• **STATED EXERCISE**:
Emit the data below verbatim, stripping out any pictures.

• **INPUT RECORDS**:
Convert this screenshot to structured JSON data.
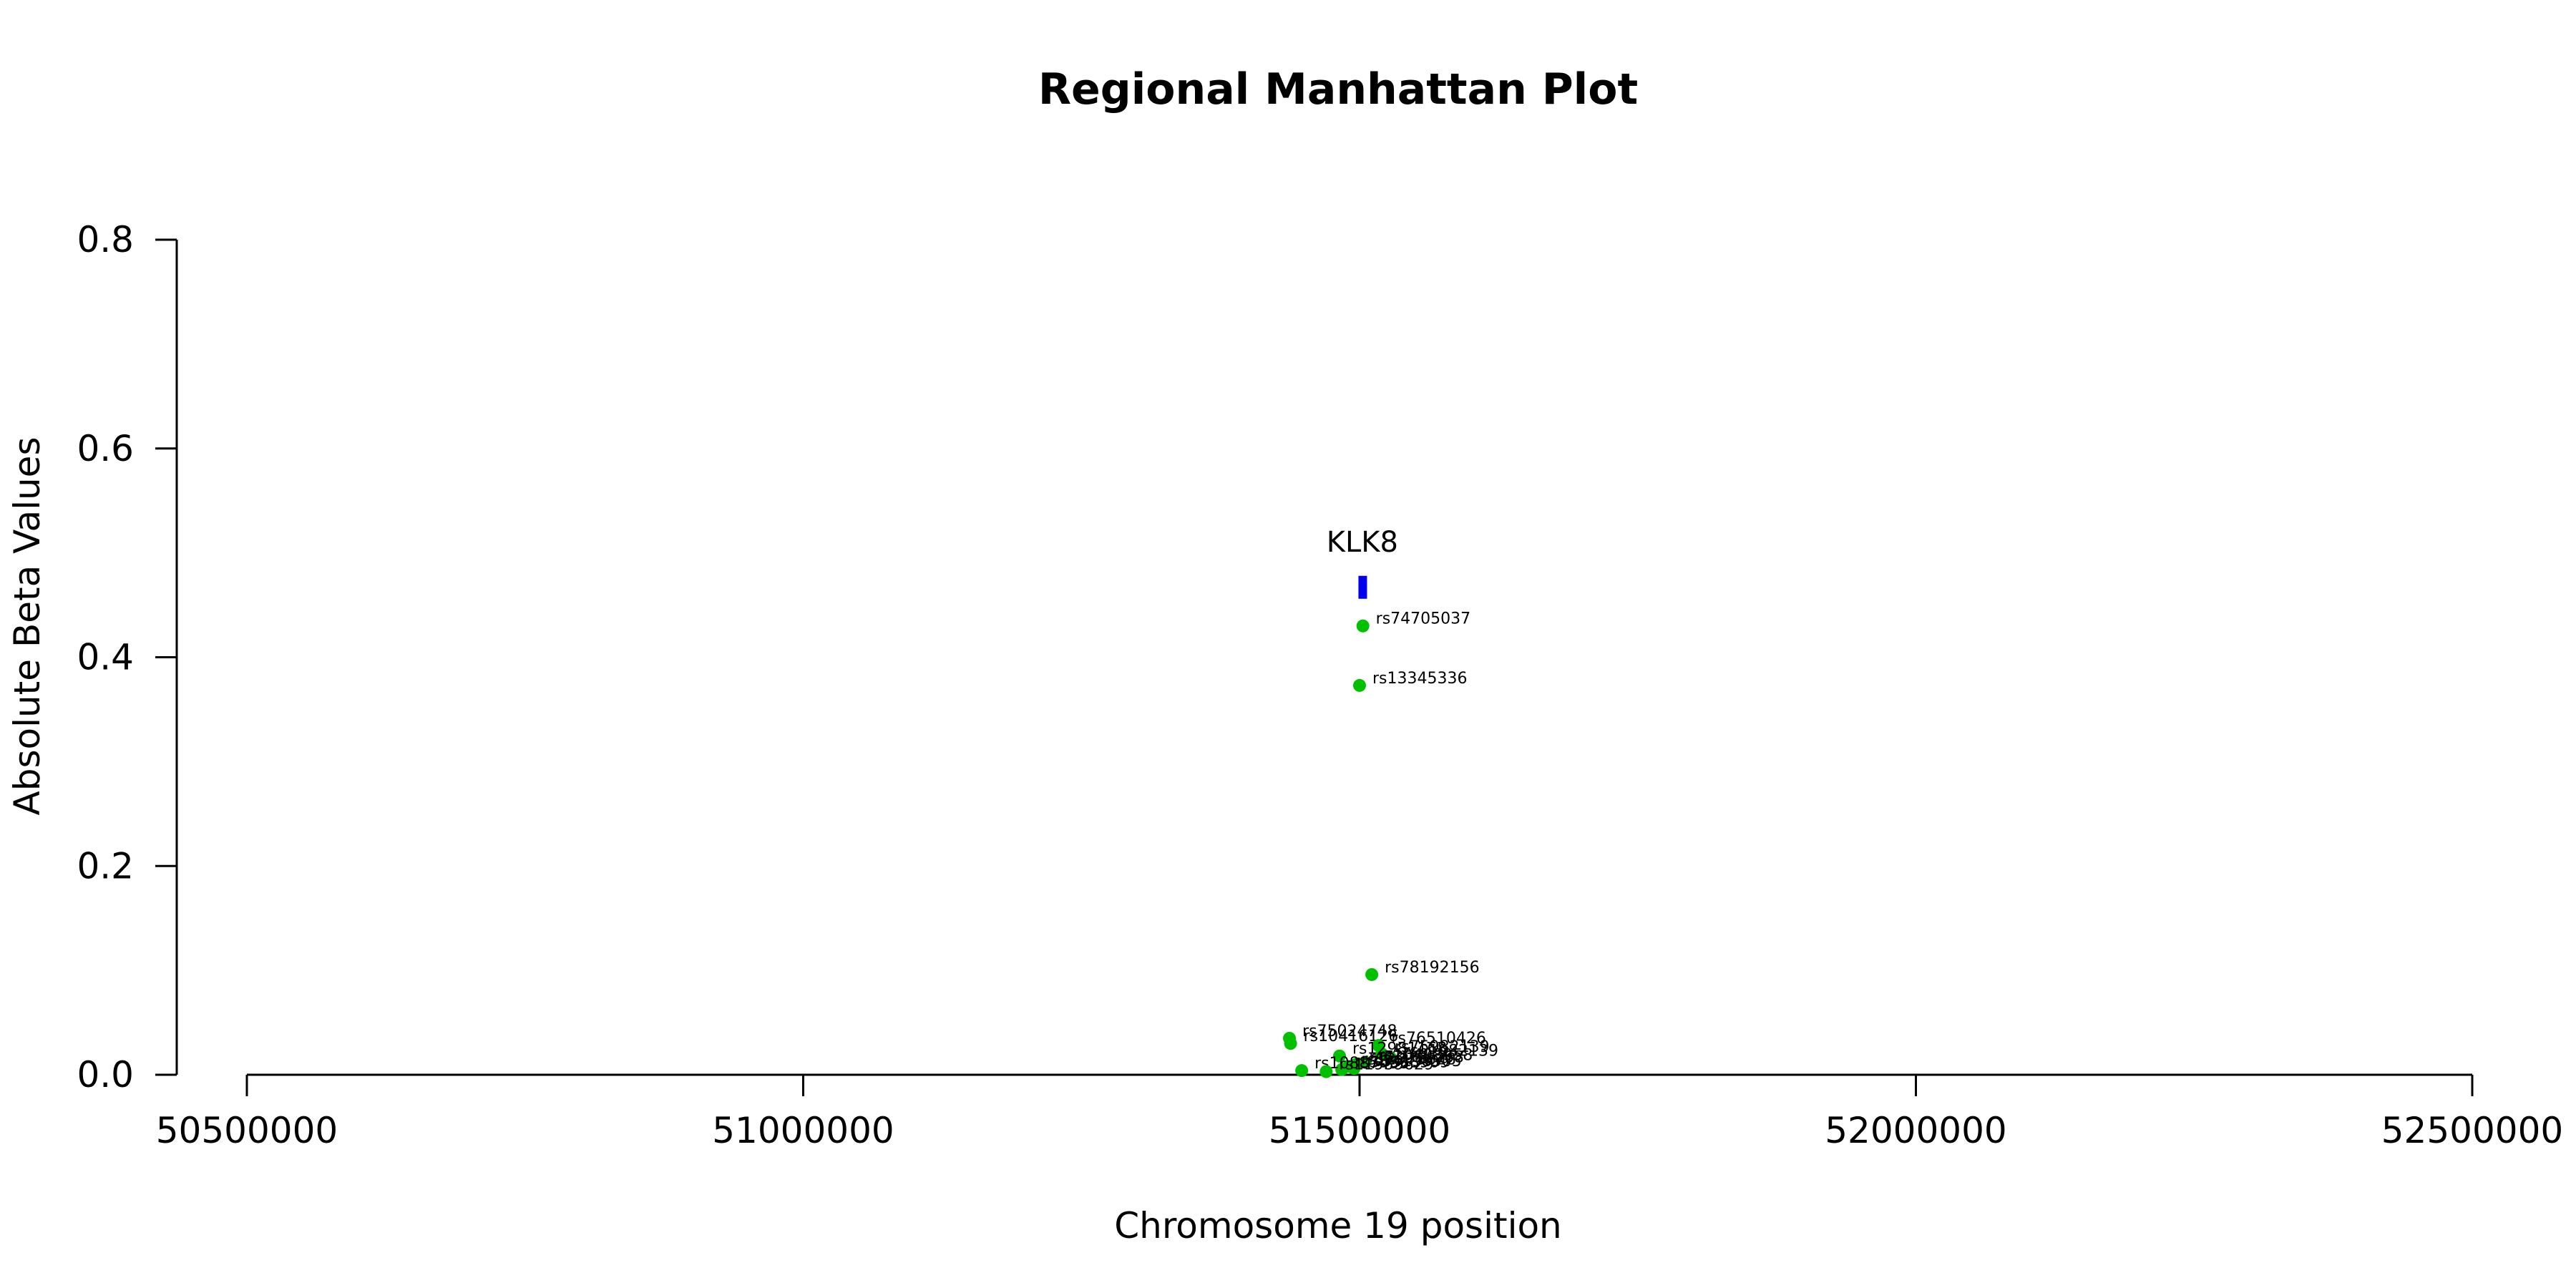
{
  "chart_data": {
    "type": "scatter",
    "title": "Regional Manhattan Plot",
    "xlabel": "Chromosome 19 position",
    "ylabel": "Absolute Beta Values",
    "xlim": [
      50500000,
      52500000
    ],
    "ylim": [
      0,
      0.8
    ],
    "x_ticks": [
      50500000,
      51000000,
      51500000,
      52000000,
      52500000
    ],
    "x_tick_labels": [
      "50500000",
      "51000000",
      "51500000",
      "52000000",
      "52500000"
    ],
    "y_ticks": [
      0.0,
      0.2,
      0.4,
      0.6,
      0.8
    ],
    "y_tick_labels": [
      "0.0",
      "0.2",
      "0.4",
      "0.6",
      "0.8"
    ],
    "grid": false,
    "point_color": "#00c000",
    "gene_color": "#0000ee",
    "gene": {
      "name": "KLK8",
      "start": 51499000,
      "end": 51506000,
      "y": 0.467
    },
    "points": [
      {
        "label": "rs74705037",
        "x": 51503000,
        "y": 0.43
      },
      {
        "label": "rs13345336",
        "x": 51500000,
        "y": 0.373
      },
      {
        "label": "rs78192156",
        "x": 51511000,
        "y": 0.096
      },
      {
        "label": "rs75024748",
        "x": 51437000,
        "y": 0.035
      },
      {
        "label": "rs10416126",
        "x": 51438000,
        "y": 0.03
      },
      {
        "label": "rs76510426",
        "x": 51517000,
        "y": 0.028
      },
      {
        "label": "rs75982139",
        "x": 51520000,
        "y": 0.02
      },
      {
        "label": "rs12981168",
        "x": 51482000,
        "y": 0.018
      },
      {
        "label": "rs61982139",
        "x": 51528000,
        "y": 0.016
      },
      {
        "label": "rs10408958",
        "x": 51505000,
        "y": 0.012
      },
      {
        "label": "rs73054268",
        "x": 51497000,
        "y": 0.01
      },
      {
        "label": "rs12975628",
        "x": 51490000,
        "y": 0.008
      },
      {
        "label": "rs34198505",
        "x": 51495000,
        "y": 0.006
      },
      {
        "label": "rs35568909",
        "x": 51484000,
        "y": 0.005
      },
      {
        "label": "rs10887453",
        "x": 51448000,
        "y": 0.004
      },
      {
        "label": "rs11939629",
        "x": 51470000,
        "y": 0.003
      }
    ]
  }
}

• **FINISHED TASK**:
Convert this screenshot to structured JSON data.
{
  "chart_data": {
    "type": "scatter",
    "title": "Regional Manhattan Plot",
    "xlabel": "Chromosome 19 position",
    "ylabel": "Absolute Beta Values",
    "xlim": [
      50500000,
      52500000
    ],
    "ylim": [
      0,
      0.8
    ],
    "x_ticks": [
      50500000,
      51000000,
      51500000,
      52000000,
      52500000
    ],
    "x_tick_labels": [
      "50500000",
      "51000000",
      "51500000",
      "52000000",
      "52500000"
    ],
    "y_ticks": [
      0.0,
      0.2,
      0.4,
      0.6,
      0.8
    ],
    "y_tick_labels": [
      "0.0",
      "0.2",
      "0.4",
      "0.6",
      "0.8"
    ],
    "grid": false,
    "point_color": "#00c000",
    "gene_color": "#0000ee",
    "gene": {
      "name": "KLK8",
      "start": 51499000,
      "end": 51506000,
      "y": 0.467
    },
    "points": [
      {
        "label": "rs74705037",
        "x": 51503000,
        "y": 0.43
      },
      {
        "label": "rs13345336",
        "x": 51500000,
        "y": 0.373
      },
      {
        "label": "rs78192156",
        "x": 51511000,
        "y": 0.096
      },
      {
        "label": "rs75024748",
        "x": 51437000,
        "y": 0.035
      },
      {
        "label": "rs10416126",
        "x": 51438000,
        "y": 0.03
      },
      {
        "label": "rs76510426",
        "x": 51517000,
        "y": 0.028
      },
      {
        "label": "rs75982139",
        "x": 51520000,
        "y": 0.02
      },
      {
        "label": "rs12981168",
        "x": 51482000,
        "y": 0.018
      },
      {
        "label": "rs61982139",
        "x": 51528000,
        "y": 0.016
      },
      {
        "label": "rs10408958",
        "x": 51505000,
        "y": 0.012
      },
      {
        "label": "rs73054268",
        "x": 51497000,
        "y": 0.01
      },
      {
        "label": "rs12975628",
        "x": 51490000,
        "y": 0.008
      },
      {
        "label": "rs34198505",
        "x": 51495000,
        "y": 0.006
      },
      {
        "label": "rs35568909",
        "x": 51484000,
        "y": 0.005
      },
      {
        "label": "rs10887453",
        "x": 51448000,
        "y": 0.004
      },
      {
        "label": "rs11939629",
        "x": 51470000,
        "y": 0.003
      }
    ]
  }
}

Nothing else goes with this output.